**** Source data ****

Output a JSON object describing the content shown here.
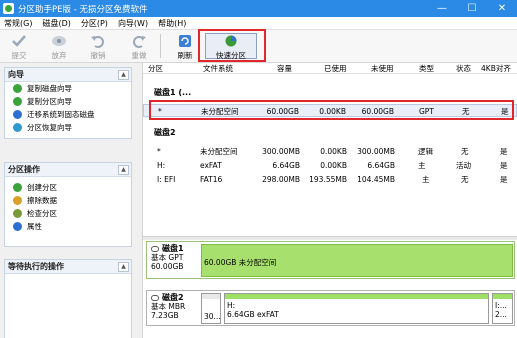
{
  "window": {
    "title": "分区助手PE版 - 无损分区免费软件",
    "controls": [
      "—",
      "☐",
      "✕"
    ]
  },
  "menu": [
    "常规(G)",
    "磁盘(D)",
    "分区(P)",
    "向导(W)",
    "帮助(H)"
  ],
  "toolbar": {
    "items": [
      {
        "label": "提交",
        "icon": "check-icon"
      },
      {
        "label": "放弃",
        "icon": "discard-icon"
      },
      {
        "label": "撤销",
        "icon": "undo-icon"
      },
      {
        "label": "重做",
        "icon": "redo-icon"
      },
      {
        "label": "刷新",
        "icon": "refresh-icon"
      }
    ],
    "quick_partition": "快速分区"
  },
  "sidebar": {
    "wizard": {
      "title": "向导",
      "items": [
        "复制磁盘向导",
        "复制分区向导",
        "迁移系统到固态磁盘",
        "分区恢复向导"
      ]
    },
    "operations": {
      "title": "分区操作",
      "items": [
        "创建分区",
        "擦除数据",
        "检查分区",
        "属性"
      ]
    },
    "pending": {
      "title": "等待执行的操作"
    }
  },
  "table": {
    "headers": [
      "分区",
      "文件系统",
      "容量",
      "已使用",
      "未使用",
      "类型",
      "状态",
      "4KB对齐"
    ],
    "disk1": {
      "label": "磁盘1 (...",
      "rows": [
        {
          "partition": "*",
          "fs": "未分配空间",
          "capacity": "60.00GB",
          "used": "0.00KB",
          "free": "60.00GB",
          "type": "GPT",
          "status": "无",
          "align": "是"
        }
      ]
    },
    "disk2": {
      "label": "磁盘2",
      "rows": [
        {
          "partition": "*",
          "fs": "未分配空间",
          "capacity": "300.00MB",
          "used": "0.00KB",
          "free": "300.00MB",
          "type": "逻辑",
          "status": "无",
          "align": "是"
        },
        {
          "partition": "H:",
          "fs": "exFAT",
          "capacity": "6.64GB",
          "used": "0.00KB",
          "free": "6.64GB",
          "type": "主",
          "status": "活动",
          "align": "是"
        },
        {
          "partition": "I: EFI",
          "fs": "FAT16",
          "capacity": "298.00MB",
          "used": "193.55MB",
          "free": "104.45MB",
          "type": "主",
          "status": "无",
          "align": "是"
        }
      ]
    }
  },
  "diskmap": {
    "disk1": {
      "name": "磁盘1",
      "kind": "基本 GPT",
      "size": "60.00GB",
      "segment": "60.00GB 未分配空间"
    },
    "disk2": {
      "name": "磁盘2",
      "kind": "基本 MBR",
      "size": "7.23GB",
      "seg1": "30...",
      "seg2_name": "H:",
      "seg2_size": "6.64GB exFAT",
      "seg3_name": "I:...",
      "seg3_size": "2..."
    }
  },
  "colors": {
    "title_bar": "#2b8ae6",
    "highlight": "#e0282c",
    "unallocated": "#9ee065",
    "used_bar": "#9ee065"
  }
}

****

▸ Set problem: Repeat the material exactly as it reads, without any of its pictures.

▸ Exercise response:
Output a JSON object describing the content shown here.
{
  "window": {
    "title": "分区助手PE版 - 无损分区免费软件",
    "controls": [
      "—",
      "☐",
      "✕"
    ]
  },
  "menu": [
    "常规(G)",
    "磁盘(D)",
    "分区(P)",
    "向导(W)",
    "帮助(H)"
  ],
  "toolbar": {
    "items": [
      {
        "label": "提交",
        "icon": "check-icon"
      },
      {
        "label": "放弃",
        "icon": "discard-icon"
      },
      {
        "label": "撤销",
        "icon": "undo-icon"
      },
      {
        "label": "重做",
        "icon": "redo-icon"
      },
      {
        "label": "刷新",
        "icon": "refresh-icon"
      }
    ],
    "quick_partition": "快速分区"
  },
  "sidebar": {
    "wizard": {
      "title": "向导",
      "items": [
        "复制磁盘向导",
        "复制分区向导",
        "迁移系统到固态磁盘",
        "分区恢复向导"
      ]
    },
    "operations": {
      "title": "分区操作",
      "items": [
        "创建分区",
        "擦除数据",
        "检查分区",
        "属性"
      ]
    },
    "pending": {
      "title": "等待执行的操作"
    }
  },
  "table": {
    "headers": [
      "分区",
      "文件系统",
      "容量",
      "已使用",
      "未使用",
      "类型",
      "状态",
      "4KB对齐"
    ],
    "disk1": {
      "label": "磁盘1 (...",
      "rows": [
        {
          "partition": "*",
          "fs": "未分配空间",
          "capacity": "60.00GB",
          "used": "0.00KB",
          "free": "60.00GB",
          "type": "GPT",
          "status": "无",
          "align": "是"
        }
      ]
    },
    "disk2": {
      "label": "磁盘2",
      "rows": [
        {
          "partition": "*",
          "fs": "未分配空间",
          "capacity": "300.00MB",
          "used": "0.00KB",
          "free": "300.00MB",
          "type": "逻辑",
          "status": "无",
          "align": "是"
        },
        {
          "partition": "H:",
          "fs": "exFAT",
          "capacity": "6.64GB",
          "used": "0.00KB",
          "free": "6.64GB",
          "type": "主",
          "status": "活动",
          "align": "是"
        },
        {
          "partition": "I: EFI",
          "fs": "FAT16",
          "capacity": "298.00MB",
          "used": "193.55MB",
          "free": "104.45MB",
          "type": "主",
          "status": "无",
          "align": "是"
        }
      ]
    }
  },
  "diskmap": {
    "disk1": {
      "name": "磁盘1",
      "kind": "基本 GPT",
      "size": "60.00GB",
      "segment": "60.00GB 未分配空间"
    },
    "disk2": {
      "name": "磁盘2",
      "kind": "基本 MBR",
      "size": "7.23GB",
      "seg1": "30...",
      "seg2_name": "H:",
      "seg2_size": "6.64GB exFAT",
      "seg3_name": "I:...",
      "seg3_size": "2..."
    }
  },
  "colors": {
    "title_bar": "#2b8ae6",
    "highlight": "#e0282c",
    "unallocated": "#9ee065",
    "used_bar": "#9ee065"
  }
}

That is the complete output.